======== Extracted material

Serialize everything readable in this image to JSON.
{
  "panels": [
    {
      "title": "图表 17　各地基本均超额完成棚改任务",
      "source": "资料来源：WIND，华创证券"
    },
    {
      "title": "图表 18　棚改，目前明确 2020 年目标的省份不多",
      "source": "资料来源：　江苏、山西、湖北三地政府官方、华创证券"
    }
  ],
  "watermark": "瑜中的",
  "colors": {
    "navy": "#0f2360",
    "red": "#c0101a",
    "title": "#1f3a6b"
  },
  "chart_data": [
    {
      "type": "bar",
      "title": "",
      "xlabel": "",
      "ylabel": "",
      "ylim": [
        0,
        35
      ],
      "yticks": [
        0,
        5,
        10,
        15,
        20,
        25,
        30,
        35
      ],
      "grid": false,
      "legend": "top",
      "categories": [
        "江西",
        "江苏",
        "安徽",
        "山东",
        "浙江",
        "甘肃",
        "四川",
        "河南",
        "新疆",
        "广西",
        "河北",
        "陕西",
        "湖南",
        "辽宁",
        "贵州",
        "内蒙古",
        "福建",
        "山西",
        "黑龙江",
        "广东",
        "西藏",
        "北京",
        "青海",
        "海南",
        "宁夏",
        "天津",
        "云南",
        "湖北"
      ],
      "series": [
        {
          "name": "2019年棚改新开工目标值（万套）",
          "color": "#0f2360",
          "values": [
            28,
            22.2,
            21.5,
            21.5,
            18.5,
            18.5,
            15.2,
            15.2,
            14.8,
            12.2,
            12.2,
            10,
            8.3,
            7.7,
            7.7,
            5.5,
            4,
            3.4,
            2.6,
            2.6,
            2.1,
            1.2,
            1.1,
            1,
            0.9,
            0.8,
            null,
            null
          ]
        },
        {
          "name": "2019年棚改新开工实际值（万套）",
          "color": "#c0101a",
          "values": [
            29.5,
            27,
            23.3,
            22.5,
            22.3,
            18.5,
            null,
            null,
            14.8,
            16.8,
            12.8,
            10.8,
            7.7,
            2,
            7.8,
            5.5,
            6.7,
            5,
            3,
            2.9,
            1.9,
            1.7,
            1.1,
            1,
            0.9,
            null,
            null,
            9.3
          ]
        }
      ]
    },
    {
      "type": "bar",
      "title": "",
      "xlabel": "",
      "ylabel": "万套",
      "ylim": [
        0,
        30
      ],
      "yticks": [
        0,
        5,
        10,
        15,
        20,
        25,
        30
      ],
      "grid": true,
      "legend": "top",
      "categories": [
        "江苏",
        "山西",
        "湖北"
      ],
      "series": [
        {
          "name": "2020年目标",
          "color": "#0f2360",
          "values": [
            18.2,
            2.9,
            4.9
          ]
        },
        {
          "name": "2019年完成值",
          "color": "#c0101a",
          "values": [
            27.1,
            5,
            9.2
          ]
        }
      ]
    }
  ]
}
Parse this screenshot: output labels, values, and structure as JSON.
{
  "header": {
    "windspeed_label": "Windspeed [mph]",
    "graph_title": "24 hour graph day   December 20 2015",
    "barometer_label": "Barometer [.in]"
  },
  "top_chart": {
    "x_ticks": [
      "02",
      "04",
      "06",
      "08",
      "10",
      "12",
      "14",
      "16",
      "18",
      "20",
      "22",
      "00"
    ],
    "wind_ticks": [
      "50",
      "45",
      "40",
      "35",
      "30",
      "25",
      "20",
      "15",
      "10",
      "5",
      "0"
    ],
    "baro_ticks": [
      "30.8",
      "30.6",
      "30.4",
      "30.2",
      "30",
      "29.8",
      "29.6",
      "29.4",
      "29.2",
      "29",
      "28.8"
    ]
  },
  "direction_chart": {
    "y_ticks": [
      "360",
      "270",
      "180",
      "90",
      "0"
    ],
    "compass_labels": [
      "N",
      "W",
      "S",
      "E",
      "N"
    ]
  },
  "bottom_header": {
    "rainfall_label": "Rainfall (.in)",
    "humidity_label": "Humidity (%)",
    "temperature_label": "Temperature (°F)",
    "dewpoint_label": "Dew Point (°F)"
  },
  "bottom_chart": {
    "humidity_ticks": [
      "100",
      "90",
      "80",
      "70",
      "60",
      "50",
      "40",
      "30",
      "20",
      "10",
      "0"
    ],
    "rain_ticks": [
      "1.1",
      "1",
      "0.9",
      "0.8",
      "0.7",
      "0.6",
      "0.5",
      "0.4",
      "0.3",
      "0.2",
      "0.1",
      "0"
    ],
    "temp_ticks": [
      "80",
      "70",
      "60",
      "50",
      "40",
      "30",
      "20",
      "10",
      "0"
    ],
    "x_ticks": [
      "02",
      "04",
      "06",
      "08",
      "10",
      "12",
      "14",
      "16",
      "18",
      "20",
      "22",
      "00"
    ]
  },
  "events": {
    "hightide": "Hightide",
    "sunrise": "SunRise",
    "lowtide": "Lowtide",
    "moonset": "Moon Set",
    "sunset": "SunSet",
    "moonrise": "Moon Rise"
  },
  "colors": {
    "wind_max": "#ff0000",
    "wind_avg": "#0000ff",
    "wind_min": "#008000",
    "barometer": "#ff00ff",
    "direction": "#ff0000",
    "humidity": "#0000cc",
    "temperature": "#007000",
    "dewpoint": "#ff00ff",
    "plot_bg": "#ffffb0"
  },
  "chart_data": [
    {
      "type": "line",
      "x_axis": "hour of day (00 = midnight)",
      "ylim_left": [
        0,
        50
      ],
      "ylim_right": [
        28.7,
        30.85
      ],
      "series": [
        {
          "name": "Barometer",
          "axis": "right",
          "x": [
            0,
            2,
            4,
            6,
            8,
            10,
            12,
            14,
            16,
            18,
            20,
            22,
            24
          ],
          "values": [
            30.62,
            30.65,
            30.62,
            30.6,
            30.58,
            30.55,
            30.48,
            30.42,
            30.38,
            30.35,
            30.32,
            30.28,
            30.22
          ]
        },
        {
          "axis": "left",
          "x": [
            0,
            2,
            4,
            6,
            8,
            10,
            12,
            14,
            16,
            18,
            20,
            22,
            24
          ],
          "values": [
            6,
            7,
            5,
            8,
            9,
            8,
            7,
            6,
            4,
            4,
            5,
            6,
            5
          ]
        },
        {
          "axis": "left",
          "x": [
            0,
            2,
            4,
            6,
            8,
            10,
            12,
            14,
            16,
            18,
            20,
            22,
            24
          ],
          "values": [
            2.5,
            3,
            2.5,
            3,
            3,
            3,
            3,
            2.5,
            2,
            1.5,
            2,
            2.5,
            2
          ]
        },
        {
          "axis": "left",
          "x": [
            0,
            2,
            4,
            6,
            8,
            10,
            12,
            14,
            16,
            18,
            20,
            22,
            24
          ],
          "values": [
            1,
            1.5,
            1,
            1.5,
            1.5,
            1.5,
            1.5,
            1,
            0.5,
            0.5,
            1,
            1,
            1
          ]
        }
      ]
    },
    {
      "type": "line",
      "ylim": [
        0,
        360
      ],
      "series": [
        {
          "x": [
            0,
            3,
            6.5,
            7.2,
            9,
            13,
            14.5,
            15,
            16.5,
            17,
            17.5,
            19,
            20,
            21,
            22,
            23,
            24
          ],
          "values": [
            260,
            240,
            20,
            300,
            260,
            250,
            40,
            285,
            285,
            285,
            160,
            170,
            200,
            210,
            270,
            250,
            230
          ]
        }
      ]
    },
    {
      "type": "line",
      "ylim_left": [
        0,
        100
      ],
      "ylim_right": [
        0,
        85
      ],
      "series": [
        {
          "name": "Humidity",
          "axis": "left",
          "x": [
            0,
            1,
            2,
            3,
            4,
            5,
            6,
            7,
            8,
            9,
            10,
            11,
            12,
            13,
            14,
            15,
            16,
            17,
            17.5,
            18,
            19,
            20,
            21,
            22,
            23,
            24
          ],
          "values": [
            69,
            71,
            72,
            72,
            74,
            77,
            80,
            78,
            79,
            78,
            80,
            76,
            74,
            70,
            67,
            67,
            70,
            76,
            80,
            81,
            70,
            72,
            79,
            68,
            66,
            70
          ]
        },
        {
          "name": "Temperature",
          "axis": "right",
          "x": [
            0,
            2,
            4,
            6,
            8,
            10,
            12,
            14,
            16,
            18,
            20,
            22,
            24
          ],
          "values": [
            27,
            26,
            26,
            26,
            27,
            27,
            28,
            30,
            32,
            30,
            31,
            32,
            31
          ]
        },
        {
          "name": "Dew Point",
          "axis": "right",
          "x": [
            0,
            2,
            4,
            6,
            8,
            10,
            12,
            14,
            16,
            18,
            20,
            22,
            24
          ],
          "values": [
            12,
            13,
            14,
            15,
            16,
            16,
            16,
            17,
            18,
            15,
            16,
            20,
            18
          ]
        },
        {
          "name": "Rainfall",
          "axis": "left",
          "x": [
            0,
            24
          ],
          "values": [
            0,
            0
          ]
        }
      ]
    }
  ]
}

================

Task details → Gather each line of the listing containing the word "hour" and show it.

Answer to the task →
    "graph_title": "24 hour graph day   December 20 2015",
      "x_axis": "hour of day (00 = midnight)",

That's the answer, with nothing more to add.